** Page text **
....................
Improving the first three components of fitness listed above will have a positive impact on body composition and will result in less fat. Excessive body fat detracts from the other fitness components, reduces performance, detracts from appearance, and negatively affects one’s health.
Factors such as speed, agility, muscle power, eye-hand coordination, and eye-foot coordination are classified as components of “motor” fitness. These factors affect a soldier’s survivability on the battlefield. Appropriate training can improve these factors within the limits of each soldier’s potential. The Army’s fitness program seeks to improve or maintain all the components of physical and motor fitness through sound, progressive, mission-specific physical training for individuals and units.

Principles of Exercise
Adherence to certain basic exercise principles is important for developing an effective program. The principles of exercise apply to everyone at all levels of physical training, from the Olympic-caliber athlete to the weekend jogger. They also apply to fitness training for military personnel.
These basic principles of exercise must be followed:
• Regularity. To achieve a training effect, a person must exercise of ten. One should strive to exercise each of the first four fitness components at least three times a week. Infrequent exercise can do more harm than good. Regularity is also important in resting, sleeping, and following a good diet.
• Progression. The intensity (how hard) and/or duration (how long) of exercise must gradually increase to improve the level of fitness.
• Balance. To be effective, a program should include activities that address all the fitness components, since overemphasizing any one of them may hurt the others.
• Variety. Providing a variety of activities reduces boredom and increases motivation and progress.
• Specificity. Training must be geared toward specific goals. For example, soldiers become better runners if their training emphasizes running. Although swimming is great exercise, it does not improve a 2-mile-run time as much as a running program does.
• Recovery. A hard day of training for a given component of fitness should be followed by an easier training day or rest day for that component and/or muscle group(s) to help permit recovery. Another way to allow recovery is to alternate the muscle groups exercised every other day, especially when training for strength and/or muscle endurance.
• Overload. The work load of each exercise session must exceed the normal demands placed on the body in order to bring about a training effect.

FITT Factors
Certain factors must be part of any fitness training program for it to be successful. These factors are Frequency, Intensity, Time, and Type. The acronym FITT makes it easier to remember them.
....................
** Dataset extract **
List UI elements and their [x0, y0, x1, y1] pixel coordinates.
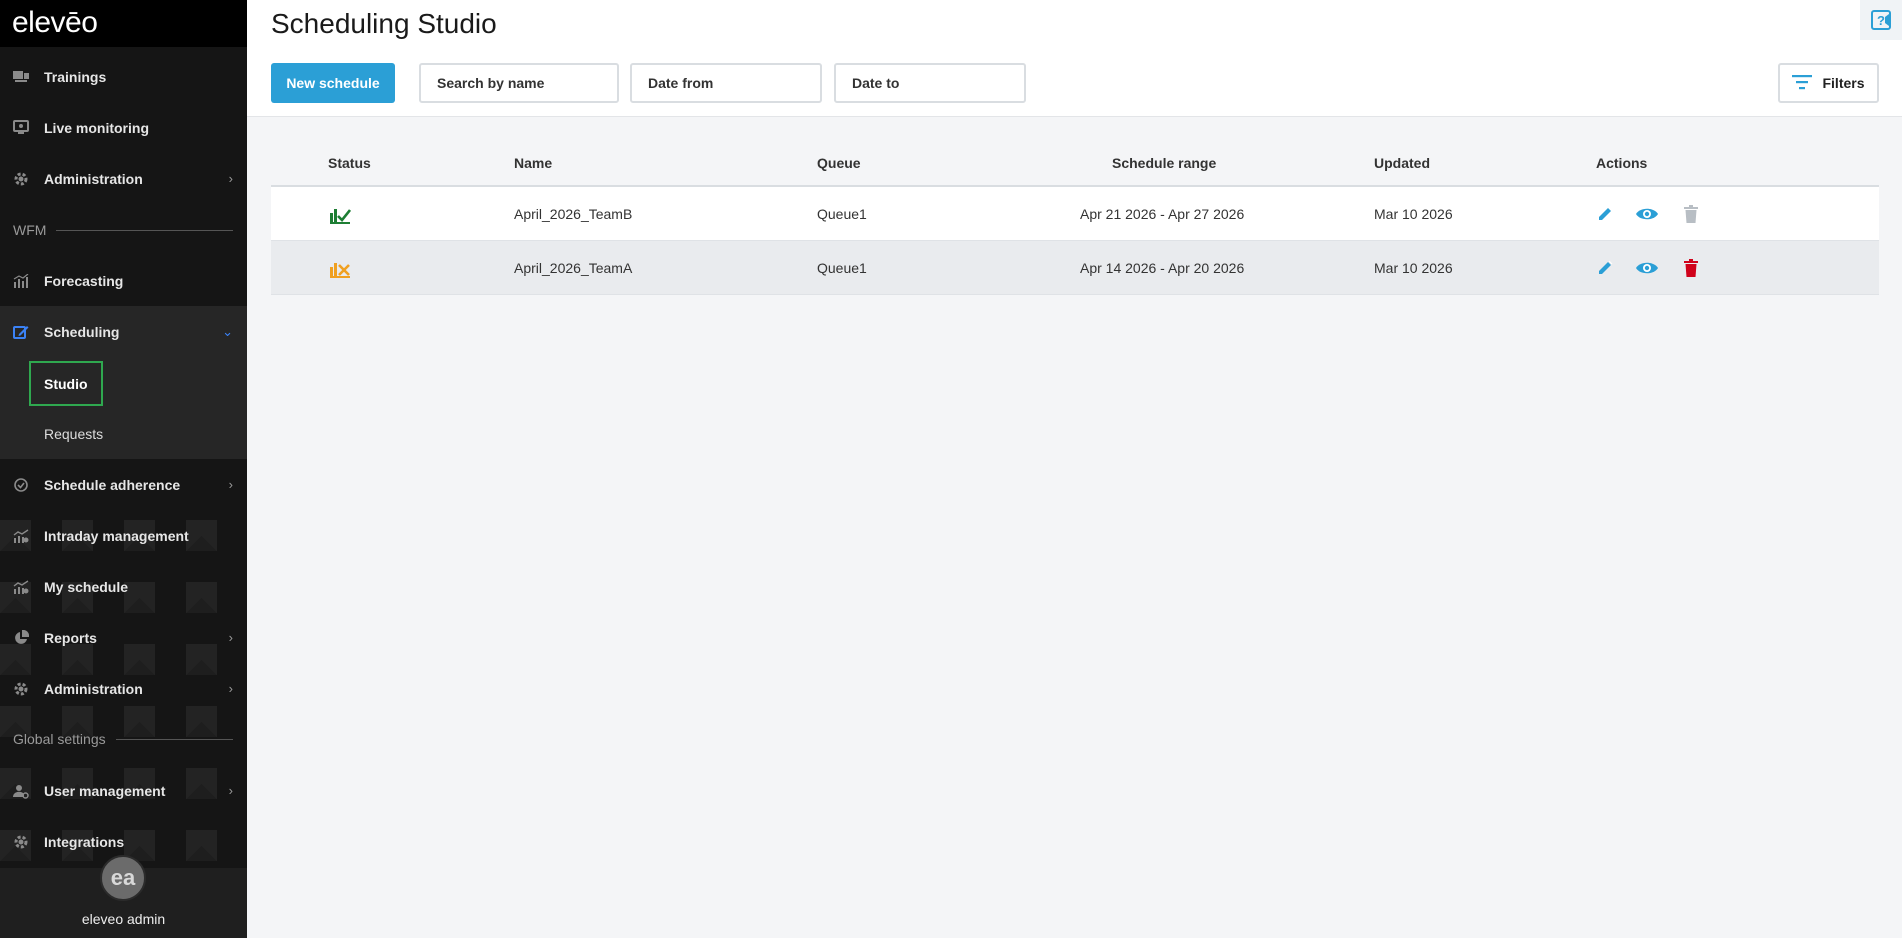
....................
** Stated task A **
In the fitness training text, reproduce everything from "Factors such as" down to "individuals and units.", substituting "control" for each occurrence of "coordination".
** Stated task B **
Answer these from the fitness training text:
(i) Which factors does it classify as components of "motor" fitness?
(ii) At least how many times a week should each of the first four fitness components be exercised?
(iii) What four factors does the acronym FITT stand for?

** Task output A **
Factors such as speed, agility, muscle power, eye-hand control, and eye-foot control are classified as components of “motor” fitness. These factors affect a soldier’s survivability on the battlefield. Appropriate training can improve these factors within the limits of each soldier’s potential. The Army’s fitness program seeks to improve or maintain all the components of physical and motor fitness through sound, progressive, mission-specific physical training for individuals and units.

** Task output B **
(i) Speed, agility, muscle power, eye-hand coordination, and eye-foot coordination
(ii) At least three times a week
(iii) Frequency, Intensity, Time, and Type